What is asked: Without including any images, repeat the data exactly.

Figure record extracts:
━━━━━━━━
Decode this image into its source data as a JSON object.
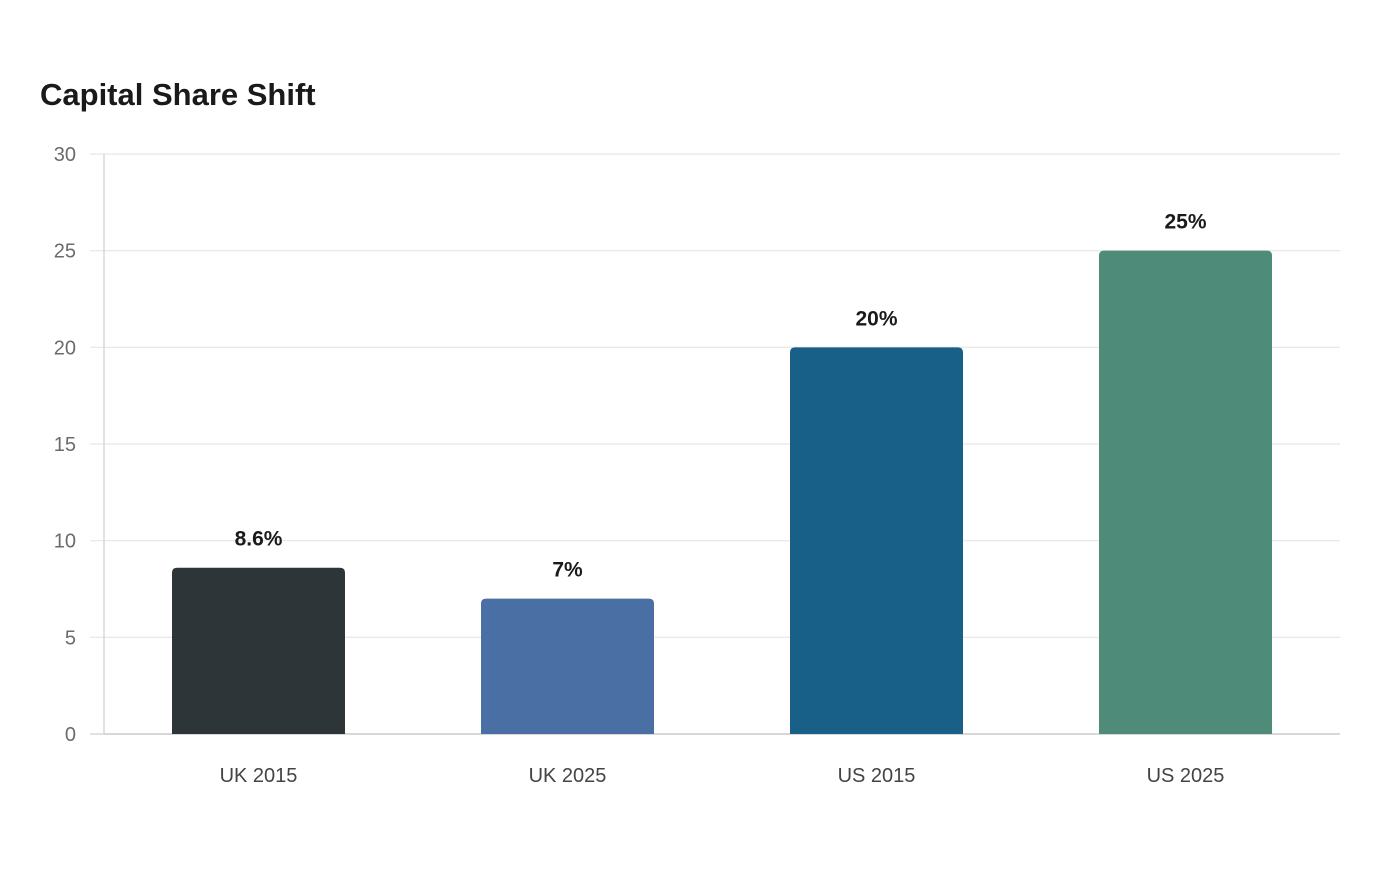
{
  "chart_data": {
    "type": "bar",
    "title": "Capital Share Shift",
    "categories": [
      "UK 2015",
      "UK 2025",
      "US 2015",
      "US 2025"
    ],
    "values": [
      8.6,
      7,
      20,
      25
    ],
    "value_labels": [
      "8.6%",
      "7%",
      "20%",
      "25%"
    ],
    "colors": [
      "#2e3538",
      "#4a6fa5",
      "#196089",
      "#4e8c79"
    ],
    "xlabel": "",
    "ylabel": "",
    "ylim": [
      0,
      30
    ],
    "yticks": [
      0,
      5,
      10,
      15,
      20,
      25,
      30
    ],
    "grid": true,
    "legend": "none"
  }
}
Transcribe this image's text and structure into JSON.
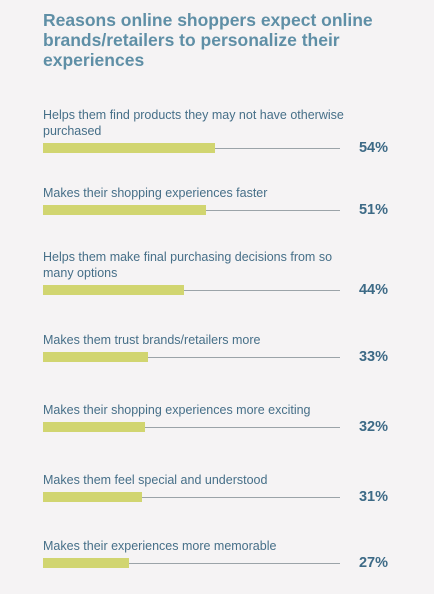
{
  "chart_data": {
    "type": "bar",
    "title": "Reasons online shoppers expect online brands/retailers to personalize their experiences",
    "categories": [
      "Helps them find products they may not have otherwise purchased",
      "Makes their shopping experiences faster",
      "Helps them make final purchasing decisions from so many options",
      "Makes them trust brands/retailers more",
      "Makes their shopping experiences more exciting",
      "Makes them feel special and understood",
      "Makes their experiences more memorable"
    ],
    "values": [
      54,
      51,
      44,
      33,
      32,
      31,
      27
    ],
    "value_labels": [
      "54%",
      "51%",
      "44%",
      "33%",
      "32%",
      "31%",
      "27%"
    ],
    "value_unit": "%",
    "xlim": [
      0,
      100
    ],
    "orientation": "horizontal",
    "grid": false,
    "legend": "none"
  },
  "colors": {
    "background": "#f5f3f4",
    "title": "#5f8fa6",
    "label": "#466f88",
    "value": "#3d6a86",
    "bar": "#d1d570",
    "track": "#9ba3a8"
  }
}
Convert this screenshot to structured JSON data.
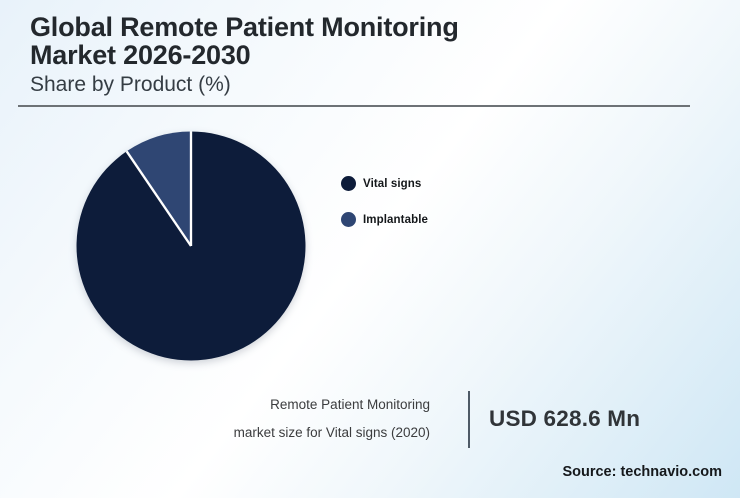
{
  "header": {
    "title_line1": "Global Remote Patient Monitoring",
    "title_line2": "Market 2026-2030",
    "subtitle": "Share by Product (%)"
  },
  "chart_data": {
    "type": "pie",
    "title": "Global Remote Patient Monitoring Market 2026-2030",
    "subtitle": "Share by Product (%)",
    "categories": [
      "Vital signs",
      "Implantable"
    ],
    "values": [
      90.5,
      9.5
    ],
    "unit": "%",
    "colors": [
      "#0d1c3a",
      "#2f4673"
    ],
    "separator_color": "#ffffff",
    "start_angle_deg": 0,
    "direction": "clockwise",
    "legend_position": "right"
  },
  "legend": {
    "items": [
      {
        "label": "Vital signs"
      },
      {
        "label": "Implantable"
      }
    ]
  },
  "callout": {
    "caption_line1": "Remote Patient Monitoring",
    "caption_line2": "market size for Vital signs (2020)",
    "value": "USD 628.6 Mn"
  },
  "footer": {
    "source": "Source: technavio.com"
  },
  "colors": {
    "background_top_left": "#e8f2fa",
    "background_bottom_right": "#cfe7f5",
    "rule": "#6d7276",
    "divider": "#4e5a66",
    "title_text": "#23282d"
  }
}
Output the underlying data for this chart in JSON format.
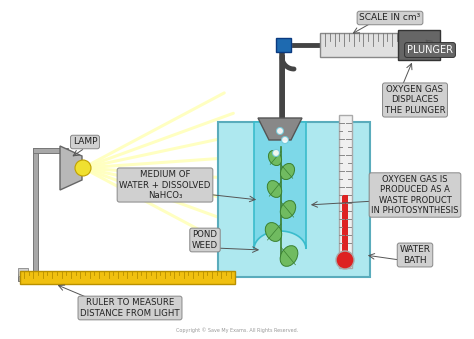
{
  "bg_color": "#ffffff",
  "copyright": "Copyright © Save My Exams. All Rights Reserved.",
  "labels": {
    "lamp": "LAMP",
    "scale": "SCALE IN cm³",
    "plunger": "PLUNGER",
    "oxygen_displaces": "OXYGEN GAS\nDISPLACES\nTHE PLUNGER",
    "medium": "MEDIUM OF\nWATER + DISSOLVED\nNaHCO₃",
    "pond_weed": "POND\nWEED",
    "oxygen_produced": "OXYGEN GAS IS\nPRODUCED AS A\nWASTE PRODUCT\nIN PHOTOSYNTHESIS",
    "water_bath": "WATER\nBATH",
    "ruler": "RULER TO MEASURE\nDISTANCE FROM LIGHT"
  },
  "colors": {
    "water_bath_fill": "#aee8ef",
    "tube_water": "#7dd8e8",
    "lamp_body": "#b8b8b8",
    "lamp_bulb": "#f0e030",
    "stand_color": "#a8a8a8",
    "plunger_body": "#666666",
    "plunger_dark": "#444444",
    "plunger_blue": "#1e6ab0",
    "syringe_body": "#d8d8d8",
    "ruler_yellow": "#f0c010",
    "ruler_dark": "#b89000",
    "label_bg": "#d0d0d0",
    "thermometer_body": "#e8e8e8",
    "thermometer_fill": "#dd2222",
    "funnel": "#888888",
    "weed_green": "#70bb60",
    "weed_dark": "#3a8030",
    "tubing": "#444444",
    "bubble": "#c0f0f8"
  }
}
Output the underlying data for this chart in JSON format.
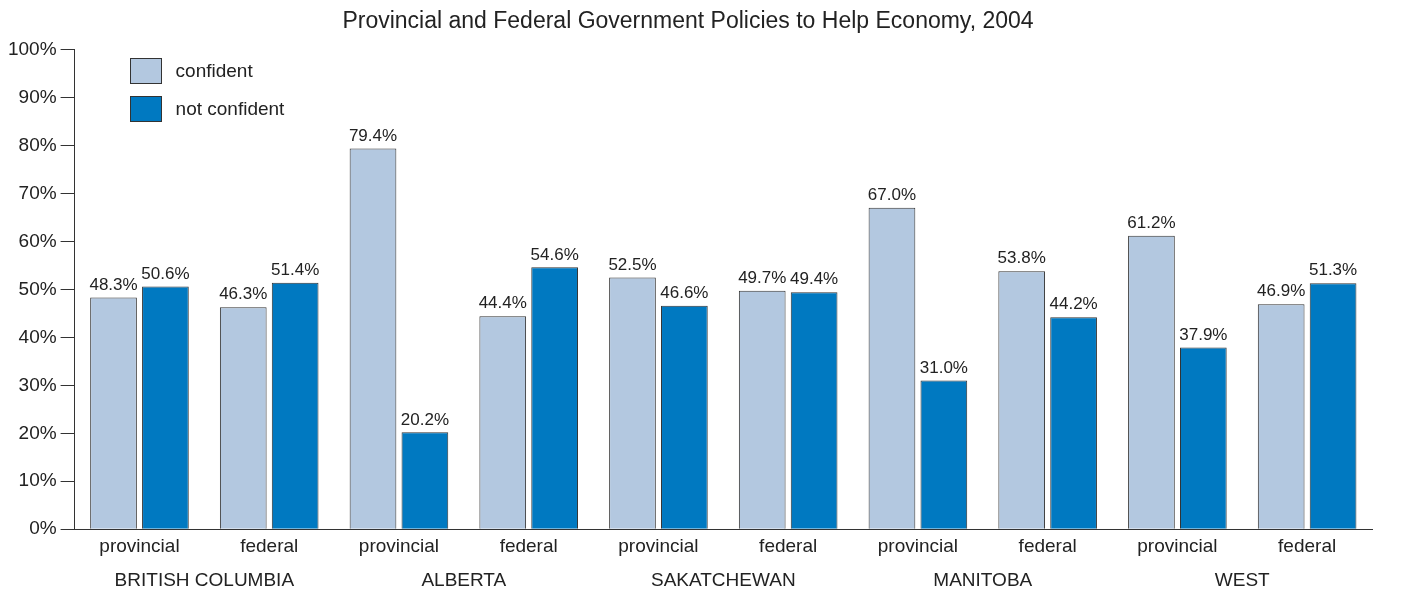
{
  "chart_data": {
    "type": "bar",
    "title": "Provincial and Federal Government Policies to Help Economy, 2004",
    "categories": [
      "provincial",
      "federal",
      "provincial",
      "federal",
      "provincial",
      "federal",
      "provincial",
      "federal",
      "provincial",
      "federal"
    ],
    "series": [
      {
        "name": "confident",
        "color": "#b3c8e0",
        "values": [
          48.3,
          46.3,
          79.4,
          44.4,
          52.5,
          49.7,
          67.0,
          53.8,
          61.2,
          46.9
        ],
        "value_labels": [
          "48.3%",
          "46.3%",
          "79.4%",
          "44.4%",
          "52.5%",
          "49.7%",
          "67.0%",
          "53.8%",
          "61.2%",
          "46.9%"
        ]
      },
      {
        "name": "not confident",
        "color": "#0079c1",
        "values": [
          50.6,
          51.4,
          20.2,
          54.6,
          46.6,
          49.4,
          31.0,
          44.2,
          37.9,
          51.3
        ],
        "value_labels": [
          "50.6%",
          "51.4%",
          "20.2%",
          "54.6%",
          "46.6%",
          "49.4%",
          "31.0%",
          "44.2%",
          "37.9%",
          "51.3%"
        ]
      }
    ],
    "ylim": [
      0,
      100
    ],
    "yticks": [
      {
        "value": 0,
        "label": "0%"
      },
      {
        "value": 10,
        "label": "10%"
      },
      {
        "value": 20,
        "label": "20%"
      },
      {
        "value": 30,
        "label": "30%"
      },
      {
        "value": 40,
        "label": "40%"
      },
      {
        "value": 50,
        "label": "50%"
      },
      {
        "value": 60,
        "label": "60%"
      },
      {
        "value": 70,
        "label": "70%"
      },
      {
        "value": 80,
        "label": "80%"
      },
      {
        "value": 90,
        "label": "90%"
      },
      {
        "value": 100,
        "label": "100%"
      }
    ],
    "annotations": [
      "BRITISH COLUMBIA",
      "ALBERTA",
      "SAKATCHEWAN",
      "MANITOBA",
      "WEST"
    ],
    "grid": false,
    "legend": "top left"
  }
}
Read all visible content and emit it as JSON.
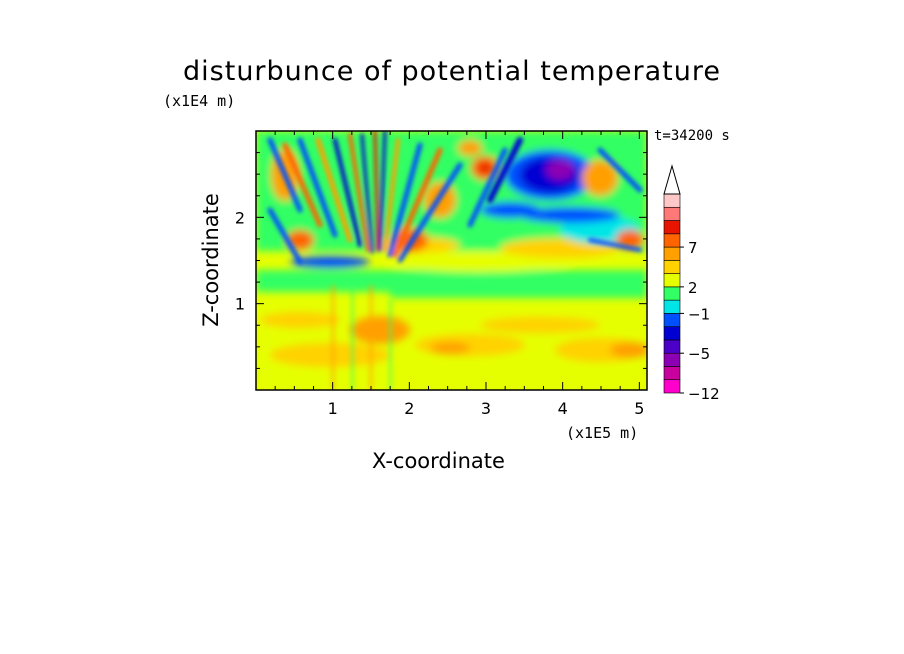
━━━━━━━━
Result of this exercise:
Decode this image into its source data as a JSON object.
{
  "chart_data": {
    "type": "bar",
    "title": "Capital Share Shift",
    "categories": [
      "UK 2015",
      "UK 2025",
      "US 2015",
      "US 2025"
    ],
    "values": [
      8.6,
      7,
      20,
      25
    ],
    "value_labels": [
      "8.6%",
      "7%",
      "20%",
      "25%"
    ],
    "colors": [
      "#2e3538",
      "#4a6fa5",
      "#196089",
      "#4e8c79"
    ],
    "xlabel": "",
    "ylabel": "",
    "ylim": [
      0,
      30
    ],
    "yticks": [
      0,
      5,
      10,
      15,
      20,
      25,
      30
    ],
    "grid": true,
    "legend": "none"
  }
}
Transcribe this image's text and structure into JSON.
{
  "chart_data": {
    "type": "bar",
    "title": "Reasons online shoppers expect online brands/retailers to personalize their experiences",
    "categories": [
      "Helps them find products they may not have otherwise purchased",
      "Makes their shopping experiences faster",
      "Helps them make final purchasing decisions from so many options",
      "Makes them trust brands/retailers more",
      "Makes their shopping experiences more exciting",
      "Makes them feel special and understood",
      "Makes their experiences more memorable"
    ],
    "values": [
      54,
      51,
      44,
      33,
      32,
      31,
      27
    ],
    "value_labels": [
      "54%",
      "51%",
      "44%",
      "33%",
      "32%",
      "31%",
      "27%"
    ],
    "value_unit": "%",
    "xlim": [
      0,
      100
    ],
    "orientation": "horizontal",
    "grid": false,
    "legend": "none"
  },
  "colors": {
    "background": "#f5f3f4",
    "title": "#5f8fa6",
    "label": "#466f88",
    "value": "#3d6a86",
    "bar": "#d1d570",
    "track": "#9ba3a8"
  }
}
Convert this screenshot to structured JSON data.
{
  "header": {
    "title_line1": "Global Remote Patient Monitoring",
    "title_line2": "Market 2026-2030",
    "subtitle": "Share by Product (%)"
  },
  "chart_data": {
    "type": "pie",
    "title": "Global Remote Patient Monitoring Market 2026-2030",
    "subtitle": "Share by Product (%)",
    "categories": [
      "Vital signs",
      "Implantable"
    ],
    "values": [
      90.5,
      9.5
    ],
    "unit": "%",
    "colors": [
      "#0d1c3a",
      "#2f4673"
    ],
    "separator_color": "#ffffff",
    "start_angle_deg": 0,
    "direction": "clockwise",
    "legend_position": "right"
  },
  "legend": {
    "items": [
      {
        "label": "Vital signs"
      },
      {
        "label": "Implantable"
      }
    ]
  },
  "callout": {
    "caption_line1": "Remote Patient Monitoring",
    "caption_line2": "market size for Vital signs (2020)",
    "value": "USD 628.6 Mn"
  },
  "footer": {
    "source": "Source: technavio.com"
  },
  "colors": {
    "background_top_left": "#e8f2fa",
    "background_bottom_right": "#cfe7f5",
    "rule": "#6d7276",
    "divider": "#4e5a66",
    "title_text": "#23282d"
  }
}
Output the underlying data for this chart in JSON format.
{
  "bg_color": "#ffffff",
  "copyright": "Copyright © Save My Exams. All Rights Reserved.",
  "labels": {
    "lamp": "LAMP",
    "scale": "SCALE IN cm³",
    "plunger": "PLUNGER",
    "oxygen_displaces": "OXYGEN GAS\nDISPLACES\nTHE PLUNGER",
    "medium": "MEDIUM OF\nWATER + DISSOLVED\nNaHCO₃",
    "pond_weed": "POND\nWEED",
    "oxygen_produced": "OXYGEN GAS IS\nPRODUCED AS A\nWASTE PRODUCT\nIN PHOTOSYNTHESIS",
    "water_bath": "WATER\nBATH",
    "ruler": "RULER TO MEASURE\nDISTANCE FROM LIGHT"
  },
  "colors": {
    "water_bath_fill": "#aee8ef",
    "tube_water": "#7dd8e8",
    "lamp_body": "#b8b8b8",
    "lamp_bulb": "#f0e030",
    "stand_color": "#a8a8a8",
    "plunger_body": "#666666",
    "plunger_dark": "#444444",
    "plunger_blue": "#1e6ab0",
    "syringe_body": "#d8d8d8",
    "ruler_yellow": "#f0c010",
    "ruler_dark": "#b89000",
    "label_bg": "#d0d0d0",
    "thermometer_body": "#e8e8e8",
    "thermometer_fill": "#dd2222",
    "funnel": "#888888",
    "weed_green": "#70bb60",
    "weed_dark": "#3a8030",
    "tubing": "#444444",
    "bubble": "#c0f0f8"
  }
}
Output the underlying data for this chart in JSON format.
{
  "chart_data": {
    "type": "bar",
    "title": "Provincial and Federal Government Policies to Help Economy, 2004",
    "categories": [
      "provincial",
      "federal",
      "provincial",
      "federal",
      "provincial",
      "federal",
      "provincial",
      "federal",
      "provincial",
      "federal"
    ],
    "series": [
      {
        "name": "confident",
        "color": "#b3c8e0",
        "values": [
          48.3,
          46.3,
          79.4,
          44.4,
          52.5,
          49.7,
          67.0,
          53.8,
          61.2,
          46.9
        ],
        "value_labels": [
          "48.3%",
          "46.3%",
          "79.4%",
          "44.4%",
          "52.5%",
          "49.7%",
          "67.0%",
          "53.8%",
          "61.2%",
          "46.9%"
        ]
      },
      {
        "name": "not confident",
        "color": "#0079c1",
        "values": [
          50.6,
          51.4,
          20.2,
          54.6,
          46.6,
          49.4,
          31.0,
          44.2,
          37.9,
          51.3
        ],
        "value_labels": [
          "50.6%",
          "51.4%",
          "20.2%",
          "54.6%",
          "46.6%",
          "49.4%",
          "31.0%",
          "44.2%",
          "37.9%",
          "51.3%"
        ]
      }
    ],
    "ylim": [
      0,
      100
    ],
    "yticks": [
      {
        "value": 0,
        "label": "0%"
      },
      {
        "value": 10,
        "label": "10%"
      },
      {
        "value": 20,
        "label": "20%"
      },
      {
        "value": 30,
        "label": "30%"
      },
      {
        "value": 40,
        "label": "40%"
      },
      {
        "value": 50,
        "label": "50%"
      },
      {
        "value": 60,
        "label": "60%"
      },
      {
        "value": 70,
        "label": "70%"
      },
      {
        "value": 80,
        "label": "80%"
      },
      {
        "value": 90,
        "label": "90%"
      },
      {
        "value": 100,
        "label": "100%"
      }
    ],
    "annotations": [
      "BRITISH COLUMBIA",
      "ALBERTA",
      "SAKATCHEWAN",
      "MANITOBA",
      "WEST"
    ],
    "grid": false,
    "legend": "top left"
  }
}
Read all visible content and emit it as JSON.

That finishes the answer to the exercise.